SUPPLIED MATERIAL:
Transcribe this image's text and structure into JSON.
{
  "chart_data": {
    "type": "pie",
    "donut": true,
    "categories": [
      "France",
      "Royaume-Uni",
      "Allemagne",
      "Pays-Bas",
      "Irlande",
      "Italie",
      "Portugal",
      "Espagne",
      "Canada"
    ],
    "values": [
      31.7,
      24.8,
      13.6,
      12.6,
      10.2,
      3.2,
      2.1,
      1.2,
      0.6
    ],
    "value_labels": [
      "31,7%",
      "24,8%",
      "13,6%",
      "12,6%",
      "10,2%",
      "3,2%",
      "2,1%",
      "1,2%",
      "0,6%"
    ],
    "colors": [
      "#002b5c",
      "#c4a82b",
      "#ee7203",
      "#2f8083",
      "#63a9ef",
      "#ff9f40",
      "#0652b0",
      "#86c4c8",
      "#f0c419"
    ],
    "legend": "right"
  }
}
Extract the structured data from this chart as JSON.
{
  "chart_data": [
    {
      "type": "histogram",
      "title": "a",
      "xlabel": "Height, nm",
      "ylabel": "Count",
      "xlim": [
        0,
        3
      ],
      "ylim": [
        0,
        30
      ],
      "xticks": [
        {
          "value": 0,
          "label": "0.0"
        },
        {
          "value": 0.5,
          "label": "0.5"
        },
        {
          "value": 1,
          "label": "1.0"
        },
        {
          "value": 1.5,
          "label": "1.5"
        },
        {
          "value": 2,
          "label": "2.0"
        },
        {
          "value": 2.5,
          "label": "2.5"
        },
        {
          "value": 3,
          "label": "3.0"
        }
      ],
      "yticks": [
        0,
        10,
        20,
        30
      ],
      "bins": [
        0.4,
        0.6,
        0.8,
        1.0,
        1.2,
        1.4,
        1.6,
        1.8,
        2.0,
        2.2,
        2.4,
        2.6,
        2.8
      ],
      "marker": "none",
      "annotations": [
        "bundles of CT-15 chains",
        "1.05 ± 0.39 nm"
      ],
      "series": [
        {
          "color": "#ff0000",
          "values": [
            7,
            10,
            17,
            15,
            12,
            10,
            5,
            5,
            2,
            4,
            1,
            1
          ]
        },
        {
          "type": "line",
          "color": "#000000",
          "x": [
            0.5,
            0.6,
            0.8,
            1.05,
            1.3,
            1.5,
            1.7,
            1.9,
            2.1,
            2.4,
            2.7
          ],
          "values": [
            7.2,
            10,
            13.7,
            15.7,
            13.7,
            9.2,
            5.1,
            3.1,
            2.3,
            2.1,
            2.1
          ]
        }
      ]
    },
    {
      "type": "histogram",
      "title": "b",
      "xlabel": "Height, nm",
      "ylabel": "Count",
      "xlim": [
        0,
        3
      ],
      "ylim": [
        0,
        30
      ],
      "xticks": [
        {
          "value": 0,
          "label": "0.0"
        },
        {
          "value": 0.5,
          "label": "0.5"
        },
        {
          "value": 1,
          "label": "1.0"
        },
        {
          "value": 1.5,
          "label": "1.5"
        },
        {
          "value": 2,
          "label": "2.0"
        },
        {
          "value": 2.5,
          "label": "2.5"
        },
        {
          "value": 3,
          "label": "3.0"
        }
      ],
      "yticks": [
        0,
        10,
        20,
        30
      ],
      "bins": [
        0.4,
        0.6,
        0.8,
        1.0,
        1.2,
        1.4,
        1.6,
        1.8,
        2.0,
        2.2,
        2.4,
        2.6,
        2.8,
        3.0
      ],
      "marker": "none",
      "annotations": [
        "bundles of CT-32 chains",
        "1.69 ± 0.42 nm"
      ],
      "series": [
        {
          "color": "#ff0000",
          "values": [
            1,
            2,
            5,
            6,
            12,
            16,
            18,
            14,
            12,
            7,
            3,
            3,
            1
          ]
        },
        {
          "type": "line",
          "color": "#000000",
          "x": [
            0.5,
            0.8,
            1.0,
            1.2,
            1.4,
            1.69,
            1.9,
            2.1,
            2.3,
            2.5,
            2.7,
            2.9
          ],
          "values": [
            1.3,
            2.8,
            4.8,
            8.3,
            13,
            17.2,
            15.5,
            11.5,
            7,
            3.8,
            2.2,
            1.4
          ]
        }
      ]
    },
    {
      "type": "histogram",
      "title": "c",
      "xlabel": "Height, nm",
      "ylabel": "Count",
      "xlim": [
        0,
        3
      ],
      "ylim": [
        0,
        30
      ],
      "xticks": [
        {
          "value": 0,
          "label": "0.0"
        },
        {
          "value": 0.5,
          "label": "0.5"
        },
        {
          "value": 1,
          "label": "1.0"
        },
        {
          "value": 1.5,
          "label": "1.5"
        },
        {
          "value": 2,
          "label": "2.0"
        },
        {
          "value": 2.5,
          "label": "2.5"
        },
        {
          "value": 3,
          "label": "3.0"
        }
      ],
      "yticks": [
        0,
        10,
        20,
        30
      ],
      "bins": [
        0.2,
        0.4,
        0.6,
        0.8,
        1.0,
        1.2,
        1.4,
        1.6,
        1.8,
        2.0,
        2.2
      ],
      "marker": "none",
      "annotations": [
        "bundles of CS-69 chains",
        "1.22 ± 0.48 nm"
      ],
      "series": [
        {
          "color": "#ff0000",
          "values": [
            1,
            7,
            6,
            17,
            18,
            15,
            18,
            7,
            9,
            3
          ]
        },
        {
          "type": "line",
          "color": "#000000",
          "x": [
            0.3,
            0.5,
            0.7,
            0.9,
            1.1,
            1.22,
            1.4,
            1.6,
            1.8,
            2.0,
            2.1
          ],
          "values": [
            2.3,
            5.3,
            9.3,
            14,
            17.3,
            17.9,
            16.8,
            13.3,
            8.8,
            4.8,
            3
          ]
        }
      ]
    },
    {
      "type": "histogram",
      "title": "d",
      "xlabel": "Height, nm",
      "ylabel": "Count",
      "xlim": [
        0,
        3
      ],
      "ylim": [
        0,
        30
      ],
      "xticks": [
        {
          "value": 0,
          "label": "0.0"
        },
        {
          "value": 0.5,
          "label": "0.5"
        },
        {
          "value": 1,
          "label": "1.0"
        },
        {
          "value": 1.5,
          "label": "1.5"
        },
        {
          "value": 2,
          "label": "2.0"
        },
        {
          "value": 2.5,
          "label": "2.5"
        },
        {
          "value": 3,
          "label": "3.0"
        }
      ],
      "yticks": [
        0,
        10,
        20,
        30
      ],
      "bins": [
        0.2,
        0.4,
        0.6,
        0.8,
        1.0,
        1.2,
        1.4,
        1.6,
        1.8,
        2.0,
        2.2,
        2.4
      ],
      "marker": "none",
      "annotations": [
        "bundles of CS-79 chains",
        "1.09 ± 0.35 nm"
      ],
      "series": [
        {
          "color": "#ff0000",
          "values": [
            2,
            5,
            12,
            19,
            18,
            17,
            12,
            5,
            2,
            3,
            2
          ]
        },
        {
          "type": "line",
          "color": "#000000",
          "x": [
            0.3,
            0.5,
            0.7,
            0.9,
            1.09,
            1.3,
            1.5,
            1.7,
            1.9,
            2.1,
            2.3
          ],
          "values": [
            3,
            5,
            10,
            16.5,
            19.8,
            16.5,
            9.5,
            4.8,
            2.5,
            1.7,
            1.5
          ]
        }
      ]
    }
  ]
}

WRITTEN EXERCISE: Print all of the data exactly as it was given.

WRITTEN RESPONSE:
Transcribe this image's text and structure into JSON.
{
  "chart_data": {
    "type": "pie",
    "donut": true,
    "categories": [
      "France",
      "Royaume-Uni",
      "Allemagne",
      "Pays-Bas",
      "Irlande",
      "Italie",
      "Portugal",
      "Espagne",
      "Canada"
    ],
    "values": [
      31.7,
      24.8,
      13.6,
      12.6,
      10.2,
      3.2,
      2.1,
      1.2,
      0.6
    ],
    "value_labels": [
      "31,7%",
      "24,8%",
      "13,6%",
      "12,6%",
      "10,2%",
      "3,2%",
      "2,1%",
      "1,2%",
      "0,6%"
    ],
    "colors": [
      "#002b5c",
      "#c4a82b",
      "#ee7203",
      "#2f8083",
      "#63a9ef",
      "#ff9f40",
      "#0652b0",
      "#86c4c8",
      "#f0c419"
    ],
    "legend": "right"
  }
}
Extract the structured data from this chart as JSON.
{
  "chart_data": [
    {
      "type": "histogram",
      "title": "a",
      "xlabel": "Height, nm",
      "ylabel": "Count",
      "xlim": [
        0,
        3
      ],
      "ylim": [
        0,
        30
      ],
      "xticks": [
        {
          "value": 0,
          "label": "0.0"
        },
        {
          "value": 0.5,
          "label": "0.5"
        },
        {
          "value": 1,
          "label": "1.0"
        },
        {
          "value": 1.5,
          "label": "1.5"
        },
        {
          "value": 2,
          "label": "2.0"
        },
        {
          "value": 2.5,
          "label": "2.5"
        },
        {
          "value": 3,
          "label": "3.0"
        }
      ],
      "yticks": [
        0,
        10,
        20,
        30
      ],
      "bins": [
        0.4,
        0.6,
        0.8,
        1.0,
        1.2,
        1.4,
        1.6,
        1.8,
        2.0,
        2.2,
        2.4,
        2.6,
        2.8
      ],
      "marker": "none",
      "annotations": [
        "bundles of CT-15 chains",
        "1.05 ± 0.39 nm"
      ],
      "series": [
        {
          "color": "#ff0000",
          "values": [
            7,
            10,
            17,
            15,
            12,
            10,
            5,
            5,
            2,
            4,
            1,
            1
          ]
        },
        {
          "type": "line",
          "color": "#000000",
          "x": [
            0.5,
            0.6,
            0.8,
            1.05,
            1.3,
            1.5,
            1.7,
            1.9,
            2.1,
            2.4,
            2.7
          ],
          "values": [
            7.2,
            10,
            13.7,
            15.7,
            13.7,
            9.2,
            5.1,
            3.1,
            2.3,
            2.1,
            2.1
          ]
        }
      ]
    },
    {
      "type": "histogram",
      "title": "b",
      "xlabel": "Height, nm",
      "ylabel": "Count",
      "xlim": [
        0,
        3
      ],
      "ylim": [
        0,
        30
      ],
      "xticks": [
        {
          "value": 0,
          "label": "0.0"
        },
        {
          "value": 0.5,
          "label": "0.5"
        },
        {
          "value": 1,
          "label": "1.0"
        },
        {
          "value": 1.5,
          "label": "1.5"
        },
        {
          "value": 2,
          "label": "2.0"
        },
        {
          "value": 2.5,
          "label": "2.5"
        },
        {
          "value": 3,
          "label": "3.0"
        }
      ],
      "yticks": [
        0,
        10,
        20,
        30
      ],
      "bins": [
        0.4,
        0.6,
        0.8,
        1.0,
        1.2,
        1.4,
        1.6,
        1.8,
        2.0,
        2.2,
        2.4,
        2.6,
        2.8,
        3.0
      ],
      "marker": "none",
      "annotations": [
        "bundles of CT-32 chains",
        "1.69 ± 0.42 nm"
      ],
      "series": [
        {
          "color": "#ff0000",
          "values": [
            1,
            2,
            5,
            6,
            12,
            16,
            18,
            14,
            12,
            7,
            3,
            3,
            1
          ]
        },
        {
          "type": "line",
          "color": "#000000",
          "x": [
            0.5,
            0.8,
            1.0,
            1.2,
            1.4,
            1.69,
            1.9,
            2.1,
            2.3,
            2.5,
            2.7,
            2.9
          ],
          "values": [
            1.3,
            2.8,
            4.8,
            8.3,
            13,
            17.2,
            15.5,
            11.5,
            7,
            3.8,
            2.2,
            1.4
          ]
        }
      ]
    },
    {
      "type": "histogram",
      "title": "c",
      "xlabel": "Height, nm",
      "ylabel": "Count",
      "xlim": [
        0,
        3
      ],
      "ylim": [
        0,
        30
      ],
      "xticks": [
        {
          "value": 0,
          "label": "0.0"
        },
        {
          "value": 0.5,
          "label": "0.5"
        },
        {
          "value": 1,
          "label": "1.0"
        },
        {
          "value": 1.5,
          "label": "1.5"
        },
        {
          "value": 2,
          "label": "2.0"
        },
        {
          "value": 2.5,
          "label": "2.5"
        },
        {
          "value": 3,
          "label": "3.0"
        }
      ],
      "yticks": [
        0,
        10,
        20,
        30
      ],
      "bins": [
        0.2,
        0.4,
        0.6,
        0.8,
        1.0,
        1.2,
        1.4,
        1.6,
        1.8,
        2.0,
        2.2
      ],
      "marker": "none",
      "annotations": [
        "bundles of CS-69 chains",
        "1.22 ± 0.48 nm"
      ],
      "series": [
        {
          "color": "#ff0000",
          "values": [
            1,
            7,
            6,
            17,
            18,
            15,
            18,
            7,
            9,
            3
          ]
        },
        {
          "type": "line",
          "color": "#000000",
          "x": [
            0.3,
            0.5,
            0.7,
            0.9,
            1.1,
            1.22,
            1.4,
            1.6,
            1.8,
            2.0,
            2.1
          ],
          "values": [
            2.3,
            5.3,
            9.3,
            14,
            17.3,
            17.9,
            16.8,
            13.3,
            8.8,
            4.8,
            3
          ]
        }
      ]
    },
    {
      "type": "histogram",
      "title": "d",
      "xlabel": "Height, nm",
      "ylabel": "Count",
      "xlim": [
        0,
        3
      ],
      "ylim": [
        0,
        30
      ],
      "xticks": [
        {
          "value": 0,
          "label": "0.0"
        },
        {
          "value": 0.5,
          "label": "0.5"
        },
        {
          "value": 1,
          "label": "1.0"
        },
        {
          "value": 1.5,
          "label": "1.5"
        },
        {
          "value": 2,
          "label": "2.0"
        },
        {
          "value": 2.5,
          "label": "2.5"
        },
        {
          "value": 3,
          "label": "3.0"
        }
      ],
      "yticks": [
        0,
        10,
        20,
        30
      ],
      "bins": [
        0.2,
        0.4,
        0.6,
        0.8,
        1.0,
        1.2,
        1.4,
        1.6,
        1.8,
        2.0,
        2.2,
        2.4
      ],
      "marker": "none",
      "annotations": [
        "bundles of CS-79 chains",
        "1.09 ± 0.35 nm"
      ],
      "series": [
        {
          "color": "#ff0000",
          "values": [
            2,
            5,
            12,
            19,
            18,
            17,
            12,
            5,
            2,
            3,
            2
          ]
        },
        {
          "type": "line",
          "color": "#000000",
          "x": [
            0.3,
            0.5,
            0.7,
            0.9,
            1.09,
            1.3,
            1.5,
            1.7,
            1.9,
            2.1,
            2.3
          ],
          "values": [
            3,
            5,
            10,
            16.5,
            19.8,
            16.5,
            9.5,
            4.8,
            2.5,
            1.7,
            1.5
          ]
        }
      ]
    }
  ]
}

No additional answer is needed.